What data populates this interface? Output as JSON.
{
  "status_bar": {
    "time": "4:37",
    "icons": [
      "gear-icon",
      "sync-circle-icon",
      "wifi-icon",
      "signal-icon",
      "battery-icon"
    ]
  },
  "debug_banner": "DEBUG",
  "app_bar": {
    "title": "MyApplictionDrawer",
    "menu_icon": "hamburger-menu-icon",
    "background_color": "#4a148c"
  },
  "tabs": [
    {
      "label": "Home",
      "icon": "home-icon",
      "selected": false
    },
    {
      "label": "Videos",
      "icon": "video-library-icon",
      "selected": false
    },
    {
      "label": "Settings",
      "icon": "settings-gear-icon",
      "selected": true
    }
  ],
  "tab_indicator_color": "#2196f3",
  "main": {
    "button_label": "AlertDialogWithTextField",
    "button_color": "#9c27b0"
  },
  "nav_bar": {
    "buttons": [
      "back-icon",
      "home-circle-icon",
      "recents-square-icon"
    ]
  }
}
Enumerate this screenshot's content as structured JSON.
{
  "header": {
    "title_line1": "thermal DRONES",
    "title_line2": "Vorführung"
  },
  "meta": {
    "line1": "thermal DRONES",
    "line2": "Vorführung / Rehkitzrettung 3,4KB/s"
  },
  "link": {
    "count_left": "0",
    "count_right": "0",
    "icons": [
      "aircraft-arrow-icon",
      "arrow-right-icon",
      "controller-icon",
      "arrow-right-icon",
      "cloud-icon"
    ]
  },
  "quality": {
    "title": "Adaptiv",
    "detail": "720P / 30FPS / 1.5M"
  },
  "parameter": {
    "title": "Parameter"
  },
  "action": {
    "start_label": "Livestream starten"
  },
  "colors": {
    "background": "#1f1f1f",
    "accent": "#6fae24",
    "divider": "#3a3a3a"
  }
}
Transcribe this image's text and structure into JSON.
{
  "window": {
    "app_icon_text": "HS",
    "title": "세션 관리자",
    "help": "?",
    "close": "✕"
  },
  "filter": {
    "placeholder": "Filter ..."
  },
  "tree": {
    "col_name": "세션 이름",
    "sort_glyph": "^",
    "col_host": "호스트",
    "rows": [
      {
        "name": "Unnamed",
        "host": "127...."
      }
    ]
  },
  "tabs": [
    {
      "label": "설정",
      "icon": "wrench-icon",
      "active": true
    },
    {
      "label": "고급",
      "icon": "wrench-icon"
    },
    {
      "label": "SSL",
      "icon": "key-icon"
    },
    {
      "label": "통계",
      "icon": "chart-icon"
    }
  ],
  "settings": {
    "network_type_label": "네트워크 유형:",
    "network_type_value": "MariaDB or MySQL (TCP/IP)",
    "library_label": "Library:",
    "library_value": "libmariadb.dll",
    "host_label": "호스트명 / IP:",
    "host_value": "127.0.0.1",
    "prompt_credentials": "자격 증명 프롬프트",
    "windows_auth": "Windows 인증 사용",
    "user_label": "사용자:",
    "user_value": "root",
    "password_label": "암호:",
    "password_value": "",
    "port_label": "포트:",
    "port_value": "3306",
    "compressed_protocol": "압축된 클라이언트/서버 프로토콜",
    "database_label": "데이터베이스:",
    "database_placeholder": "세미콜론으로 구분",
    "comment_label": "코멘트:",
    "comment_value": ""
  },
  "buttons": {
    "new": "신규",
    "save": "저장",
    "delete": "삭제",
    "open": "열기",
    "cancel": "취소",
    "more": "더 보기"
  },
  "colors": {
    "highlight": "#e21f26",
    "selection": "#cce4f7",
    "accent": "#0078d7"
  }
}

_____

Given instruction — Print all of the entries exactly as they appear.

Exercise solution —
What data populates this interface? Output as JSON.
{
  "status_bar": {
    "time": "4:37",
    "icons": [
      "gear-icon",
      "sync-circle-icon",
      "wifi-icon",
      "signal-icon",
      "battery-icon"
    ]
  },
  "debug_banner": "DEBUG",
  "app_bar": {
    "title": "MyApplictionDrawer",
    "menu_icon": "hamburger-menu-icon",
    "background_color": "#4a148c"
  },
  "tabs": [
    {
      "label": "Home",
      "icon": "home-icon",
      "selected": false
    },
    {
      "label": "Videos",
      "icon": "video-library-icon",
      "selected": false
    },
    {
      "label": "Settings",
      "icon": "settings-gear-icon",
      "selected": true
    }
  ],
  "tab_indicator_color": "#2196f3",
  "main": {
    "button_label": "AlertDialogWithTextField",
    "button_color": "#9c27b0"
  },
  "nav_bar": {
    "buttons": [
      "back-icon",
      "home-circle-icon",
      "recents-square-icon"
    ]
  }
}
Enumerate this screenshot's content as structured JSON.
{
  "header": {
    "title_line1": "thermal DRONES",
    "title_line2": "Vorführung"
  },
  "meta": {
    "line1": "thermal DRONES",
    "line2": "Vorführung / Rehkitzrettung 3,4KB/s"
  },
  "link": {
    "count_left": "0",
    "count_right": "0",
    "icons": [
      "aircraft-arrow-icon",
      "arrow-right-icon",
      "controller-icon",
      "arrow-right-icon",
      "cloud-icon"
    ]
  },
  "quality": {
    "title": "Adaptiv",
    "detail": "720P / 30FPS / 1.5M"
  },
  "parameter": {
    "title": "Parameter"
  },
  "action": {
    "start_label": "Livestream starten"
  },
  "colors": {
    "background": "#1f1f1f",
    "accent": "#6fae24",
    "divider": "#3a3a3a"
  }
}
Transcribe this image's text and structure into JSON.
{
  "window": {
    "app_icon_text": "HS",
    "title": "세션 관리자",
    "help": "?",
    "close": "✕"
  },
  "filter": {
    "placeholder": "Filter ..."
  },
  "tree": {
    "col_name": "세션 이름",
    "sort_glyph": "^",
    "col_host": "호스트",
    "rows": [
      {
        "name": "Unnamed",
        "host": "127...."
      }
    ]
  },
  "tabs": [
    {
      "label": "설정",
      "icon": "wrench-icon",
      "active": true
    },
    {
      "label": "고급",
      "icon": "wrench-icon"
    },
    {
      "label": "SSL",
      "icon": "key-icon"
    },
    {
      "label": "통계",
      "icon": "chart-icon"
    }
  ],
  "settings": {
    "network_type_label": "네트워크 유형:",
    "network_type_value": "MariaDB or MySQL (TCP/IP)",
    "library_label": "Library:",
    "library_value": "libmariadb.dll",
    "host_label": "호스트명 / IP:",
    "host_value": "127.0.0.1",
    "prompt_credentials": "자격 증명 프롬프트",
    "windows_auth": "Windows 인증 사용",
    "user_label": "사용자:",
    "user_value": "root",
    "password_label": "암호:",
    "password_value": "",
    "port_label": "포트:",
    "port_value": "3306",
    "compressed_protocol": "압축된 클라이언트/서버 프로토콜",
    "database_label": "데이터베이스:",
    "database_placeholder": "세미콜론으로 구분",
    "comment_label": "코멘트:",
    "comment_value": ""
  },
  "buttons": {
    "new": "신규",
    "save": "저장",
    "delete": "삭제",
    "open": "열기",
    "cancel": "취소",
    "more": "더 보기"
  },
  "colors": {
    "highlight": "#e21f26",
    "selection": "#cce4f7",
    "accent": "#0078d7"
  }
}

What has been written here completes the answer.